*AIM OF THE TASK*. Set down exactly, and only, the lines from the one with "What data populates" to the final line of the entries, both included.

*DATASET ENTRIES*.

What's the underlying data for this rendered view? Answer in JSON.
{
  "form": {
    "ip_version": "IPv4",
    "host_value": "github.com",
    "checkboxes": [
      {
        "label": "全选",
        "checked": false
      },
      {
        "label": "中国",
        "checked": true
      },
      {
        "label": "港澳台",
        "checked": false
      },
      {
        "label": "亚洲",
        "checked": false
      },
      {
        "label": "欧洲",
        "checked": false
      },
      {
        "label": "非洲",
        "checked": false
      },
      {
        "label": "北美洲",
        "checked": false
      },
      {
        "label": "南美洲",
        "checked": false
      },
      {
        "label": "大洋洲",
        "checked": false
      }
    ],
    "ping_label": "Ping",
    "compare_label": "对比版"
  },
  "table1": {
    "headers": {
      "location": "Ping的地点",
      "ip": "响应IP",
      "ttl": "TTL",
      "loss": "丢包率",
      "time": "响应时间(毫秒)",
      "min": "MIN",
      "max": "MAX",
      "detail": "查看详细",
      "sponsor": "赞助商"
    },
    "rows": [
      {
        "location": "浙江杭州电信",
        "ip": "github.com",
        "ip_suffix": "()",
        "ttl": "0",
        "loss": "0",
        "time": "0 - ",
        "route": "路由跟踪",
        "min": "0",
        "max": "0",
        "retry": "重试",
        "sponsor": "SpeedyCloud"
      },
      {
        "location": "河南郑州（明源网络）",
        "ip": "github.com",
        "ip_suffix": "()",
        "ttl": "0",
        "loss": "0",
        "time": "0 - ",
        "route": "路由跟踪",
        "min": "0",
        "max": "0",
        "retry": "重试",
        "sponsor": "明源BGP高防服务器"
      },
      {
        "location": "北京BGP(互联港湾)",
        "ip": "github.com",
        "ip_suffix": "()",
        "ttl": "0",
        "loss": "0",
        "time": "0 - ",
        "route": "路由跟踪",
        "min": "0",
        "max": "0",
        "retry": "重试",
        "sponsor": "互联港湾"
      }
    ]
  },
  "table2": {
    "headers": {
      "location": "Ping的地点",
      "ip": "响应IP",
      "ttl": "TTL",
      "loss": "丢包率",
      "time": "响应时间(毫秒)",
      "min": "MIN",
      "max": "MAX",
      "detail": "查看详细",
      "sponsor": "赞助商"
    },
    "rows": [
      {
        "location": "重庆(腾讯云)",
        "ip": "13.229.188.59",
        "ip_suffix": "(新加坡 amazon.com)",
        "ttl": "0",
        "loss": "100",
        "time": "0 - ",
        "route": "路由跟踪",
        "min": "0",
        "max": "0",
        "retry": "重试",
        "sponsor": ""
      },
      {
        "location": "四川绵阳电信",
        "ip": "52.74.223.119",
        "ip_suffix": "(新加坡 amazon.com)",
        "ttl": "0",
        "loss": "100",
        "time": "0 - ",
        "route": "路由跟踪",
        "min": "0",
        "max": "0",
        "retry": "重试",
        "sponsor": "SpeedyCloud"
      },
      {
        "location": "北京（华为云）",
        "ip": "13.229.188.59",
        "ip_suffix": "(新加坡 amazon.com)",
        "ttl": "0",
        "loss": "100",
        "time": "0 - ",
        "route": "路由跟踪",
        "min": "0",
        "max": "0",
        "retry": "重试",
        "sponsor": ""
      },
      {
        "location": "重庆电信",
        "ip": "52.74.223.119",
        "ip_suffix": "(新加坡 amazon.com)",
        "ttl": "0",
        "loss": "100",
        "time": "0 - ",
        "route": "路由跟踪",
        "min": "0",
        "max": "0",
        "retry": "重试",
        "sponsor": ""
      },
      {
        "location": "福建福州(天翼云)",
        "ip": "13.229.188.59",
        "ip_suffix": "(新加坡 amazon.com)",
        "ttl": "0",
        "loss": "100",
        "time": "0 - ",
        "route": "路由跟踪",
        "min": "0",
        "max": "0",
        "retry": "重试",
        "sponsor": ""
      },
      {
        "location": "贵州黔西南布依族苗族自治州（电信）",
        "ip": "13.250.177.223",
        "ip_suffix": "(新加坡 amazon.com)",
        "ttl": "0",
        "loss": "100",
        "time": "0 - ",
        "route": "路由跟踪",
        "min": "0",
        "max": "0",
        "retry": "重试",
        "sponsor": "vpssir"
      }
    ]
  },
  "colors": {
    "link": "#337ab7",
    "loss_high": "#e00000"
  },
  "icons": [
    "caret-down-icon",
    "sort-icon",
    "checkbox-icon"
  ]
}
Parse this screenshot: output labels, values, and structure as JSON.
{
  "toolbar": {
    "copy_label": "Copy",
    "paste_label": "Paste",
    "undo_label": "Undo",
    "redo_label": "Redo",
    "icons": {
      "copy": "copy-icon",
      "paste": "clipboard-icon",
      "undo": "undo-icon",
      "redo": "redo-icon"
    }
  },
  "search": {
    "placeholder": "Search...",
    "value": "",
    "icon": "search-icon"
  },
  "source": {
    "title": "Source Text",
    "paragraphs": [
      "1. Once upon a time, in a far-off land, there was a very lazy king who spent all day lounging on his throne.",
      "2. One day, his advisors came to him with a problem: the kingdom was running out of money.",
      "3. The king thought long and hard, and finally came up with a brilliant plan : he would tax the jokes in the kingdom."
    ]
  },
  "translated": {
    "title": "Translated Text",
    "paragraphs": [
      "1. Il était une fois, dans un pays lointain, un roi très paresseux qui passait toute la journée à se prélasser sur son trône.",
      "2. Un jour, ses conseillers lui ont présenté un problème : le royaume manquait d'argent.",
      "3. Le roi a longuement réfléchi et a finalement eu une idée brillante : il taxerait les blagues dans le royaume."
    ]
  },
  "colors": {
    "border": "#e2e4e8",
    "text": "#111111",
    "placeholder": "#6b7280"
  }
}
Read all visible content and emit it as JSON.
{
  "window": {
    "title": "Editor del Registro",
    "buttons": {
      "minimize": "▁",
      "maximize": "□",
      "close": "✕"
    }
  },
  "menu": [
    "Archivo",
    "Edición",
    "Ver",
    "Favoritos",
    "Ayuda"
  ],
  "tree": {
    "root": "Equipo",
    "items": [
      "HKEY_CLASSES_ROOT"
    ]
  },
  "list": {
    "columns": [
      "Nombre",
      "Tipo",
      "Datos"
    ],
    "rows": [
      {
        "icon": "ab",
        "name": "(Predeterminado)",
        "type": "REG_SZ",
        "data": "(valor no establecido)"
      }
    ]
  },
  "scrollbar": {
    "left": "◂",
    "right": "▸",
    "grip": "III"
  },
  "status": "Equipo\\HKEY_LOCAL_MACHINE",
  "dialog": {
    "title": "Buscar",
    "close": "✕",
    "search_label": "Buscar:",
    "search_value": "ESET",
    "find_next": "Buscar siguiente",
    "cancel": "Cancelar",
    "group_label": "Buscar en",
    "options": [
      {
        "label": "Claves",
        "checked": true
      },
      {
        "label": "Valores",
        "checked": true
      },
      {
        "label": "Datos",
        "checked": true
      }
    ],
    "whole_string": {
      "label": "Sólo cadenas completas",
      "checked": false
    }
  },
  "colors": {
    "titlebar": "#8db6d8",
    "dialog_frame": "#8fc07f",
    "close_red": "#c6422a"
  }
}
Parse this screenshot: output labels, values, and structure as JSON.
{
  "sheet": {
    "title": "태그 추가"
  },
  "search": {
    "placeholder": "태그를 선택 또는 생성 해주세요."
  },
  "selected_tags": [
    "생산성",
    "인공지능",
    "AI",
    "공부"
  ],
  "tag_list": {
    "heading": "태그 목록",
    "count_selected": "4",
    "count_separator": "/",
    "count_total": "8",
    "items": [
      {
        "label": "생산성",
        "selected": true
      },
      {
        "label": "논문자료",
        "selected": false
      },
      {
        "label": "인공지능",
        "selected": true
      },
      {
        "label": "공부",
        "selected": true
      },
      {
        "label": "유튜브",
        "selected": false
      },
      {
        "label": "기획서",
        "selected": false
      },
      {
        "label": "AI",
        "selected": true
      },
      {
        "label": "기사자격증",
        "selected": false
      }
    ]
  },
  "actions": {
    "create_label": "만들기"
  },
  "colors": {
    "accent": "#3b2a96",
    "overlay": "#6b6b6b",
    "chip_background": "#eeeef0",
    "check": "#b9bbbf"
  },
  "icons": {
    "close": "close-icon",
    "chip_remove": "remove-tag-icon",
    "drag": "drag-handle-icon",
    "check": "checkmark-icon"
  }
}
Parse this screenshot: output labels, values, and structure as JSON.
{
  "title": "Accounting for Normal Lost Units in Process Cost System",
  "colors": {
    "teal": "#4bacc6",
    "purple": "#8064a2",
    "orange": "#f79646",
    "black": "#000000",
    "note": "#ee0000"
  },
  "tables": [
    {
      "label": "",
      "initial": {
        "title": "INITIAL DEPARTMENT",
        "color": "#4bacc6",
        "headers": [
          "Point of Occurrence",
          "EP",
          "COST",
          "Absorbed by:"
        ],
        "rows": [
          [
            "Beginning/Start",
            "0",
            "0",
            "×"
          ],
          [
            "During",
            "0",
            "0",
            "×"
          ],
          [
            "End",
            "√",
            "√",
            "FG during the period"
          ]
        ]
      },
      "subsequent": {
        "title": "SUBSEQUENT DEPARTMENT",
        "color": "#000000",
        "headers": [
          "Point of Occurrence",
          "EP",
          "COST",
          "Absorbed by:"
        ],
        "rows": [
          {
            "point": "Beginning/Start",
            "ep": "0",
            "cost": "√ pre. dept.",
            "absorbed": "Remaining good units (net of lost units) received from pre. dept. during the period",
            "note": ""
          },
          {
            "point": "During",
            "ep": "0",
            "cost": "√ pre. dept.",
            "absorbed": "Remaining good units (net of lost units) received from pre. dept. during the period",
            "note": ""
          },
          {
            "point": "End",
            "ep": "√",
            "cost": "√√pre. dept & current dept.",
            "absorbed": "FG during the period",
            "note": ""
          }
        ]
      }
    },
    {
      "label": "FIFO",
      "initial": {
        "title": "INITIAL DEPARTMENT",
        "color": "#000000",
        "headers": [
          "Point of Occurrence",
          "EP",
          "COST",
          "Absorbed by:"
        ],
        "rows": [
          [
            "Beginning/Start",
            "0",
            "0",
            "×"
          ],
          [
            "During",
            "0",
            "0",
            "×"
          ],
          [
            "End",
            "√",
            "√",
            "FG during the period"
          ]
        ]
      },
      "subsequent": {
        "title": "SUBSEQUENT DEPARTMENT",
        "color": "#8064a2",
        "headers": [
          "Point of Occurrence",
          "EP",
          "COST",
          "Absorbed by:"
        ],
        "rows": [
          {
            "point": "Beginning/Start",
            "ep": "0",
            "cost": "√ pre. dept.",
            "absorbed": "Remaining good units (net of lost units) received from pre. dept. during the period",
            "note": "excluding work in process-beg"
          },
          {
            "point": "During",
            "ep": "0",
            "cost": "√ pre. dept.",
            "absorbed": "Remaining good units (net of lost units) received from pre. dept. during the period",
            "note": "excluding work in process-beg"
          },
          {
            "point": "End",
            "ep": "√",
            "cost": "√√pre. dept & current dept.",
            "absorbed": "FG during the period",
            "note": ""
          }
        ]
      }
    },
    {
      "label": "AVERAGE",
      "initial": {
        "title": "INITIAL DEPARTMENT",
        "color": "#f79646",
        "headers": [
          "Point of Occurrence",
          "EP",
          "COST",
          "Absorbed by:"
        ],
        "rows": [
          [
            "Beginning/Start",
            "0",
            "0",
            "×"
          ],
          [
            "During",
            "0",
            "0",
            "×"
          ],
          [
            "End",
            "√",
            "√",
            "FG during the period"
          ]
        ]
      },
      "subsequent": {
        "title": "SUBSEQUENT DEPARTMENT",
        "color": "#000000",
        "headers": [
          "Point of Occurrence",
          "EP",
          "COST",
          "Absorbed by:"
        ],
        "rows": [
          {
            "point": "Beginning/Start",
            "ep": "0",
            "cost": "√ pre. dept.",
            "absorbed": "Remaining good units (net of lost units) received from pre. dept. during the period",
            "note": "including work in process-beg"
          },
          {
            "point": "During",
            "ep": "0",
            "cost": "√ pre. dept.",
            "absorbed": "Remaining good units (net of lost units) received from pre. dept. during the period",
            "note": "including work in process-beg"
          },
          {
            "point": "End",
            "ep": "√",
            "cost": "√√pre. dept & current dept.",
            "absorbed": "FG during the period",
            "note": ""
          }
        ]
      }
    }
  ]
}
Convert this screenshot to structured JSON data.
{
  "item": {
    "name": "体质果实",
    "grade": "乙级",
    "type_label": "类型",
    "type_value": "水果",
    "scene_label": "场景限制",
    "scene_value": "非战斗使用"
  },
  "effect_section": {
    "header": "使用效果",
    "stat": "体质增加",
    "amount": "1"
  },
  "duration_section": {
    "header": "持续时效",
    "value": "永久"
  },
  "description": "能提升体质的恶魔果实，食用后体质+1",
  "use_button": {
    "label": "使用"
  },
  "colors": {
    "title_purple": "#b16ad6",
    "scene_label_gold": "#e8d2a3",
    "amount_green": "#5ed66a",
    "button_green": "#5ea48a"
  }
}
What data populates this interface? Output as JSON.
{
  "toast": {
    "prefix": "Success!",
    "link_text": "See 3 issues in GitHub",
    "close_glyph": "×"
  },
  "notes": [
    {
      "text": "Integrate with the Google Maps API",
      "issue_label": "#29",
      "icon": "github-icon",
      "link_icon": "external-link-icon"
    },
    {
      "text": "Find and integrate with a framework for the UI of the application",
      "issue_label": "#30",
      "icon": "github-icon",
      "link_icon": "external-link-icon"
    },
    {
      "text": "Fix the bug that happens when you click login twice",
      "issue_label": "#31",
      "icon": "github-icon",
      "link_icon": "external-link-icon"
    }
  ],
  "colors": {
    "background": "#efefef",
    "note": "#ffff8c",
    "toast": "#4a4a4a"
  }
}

*COMPLETE RESPONSE*.
What data populates this interface? Output as JSON.
{
  "toast": {
    "prefix": "Success!",
    "link_text": "See 3 issues in GitHub",
    "close_glyph": "×"
  },
  "notes": [
    {
      "text": "Integrate with the Google Maps API",
      "issue_label": "#29",
      "icon": "github-icon",
      "link_icon": "external-link-icon"
    },
    {
      "text": "Find and integrate with a framework for the UI of the application",
      "issue_label": "#30",
      "icon": "github-icon",
      "link_icon": "external-link-icon"
    },
    {
      "text": "Fix the bug that happens when you click login twice",
      "issue_label": "#31",
      "icon": "github-icon",
      "link_icon": "external-link-icon"
    }
  ],
  "colors": {
    "background": "#efefef",
    "note": "#ffff8c",
    "toast": "#4a4a4a"
  }
}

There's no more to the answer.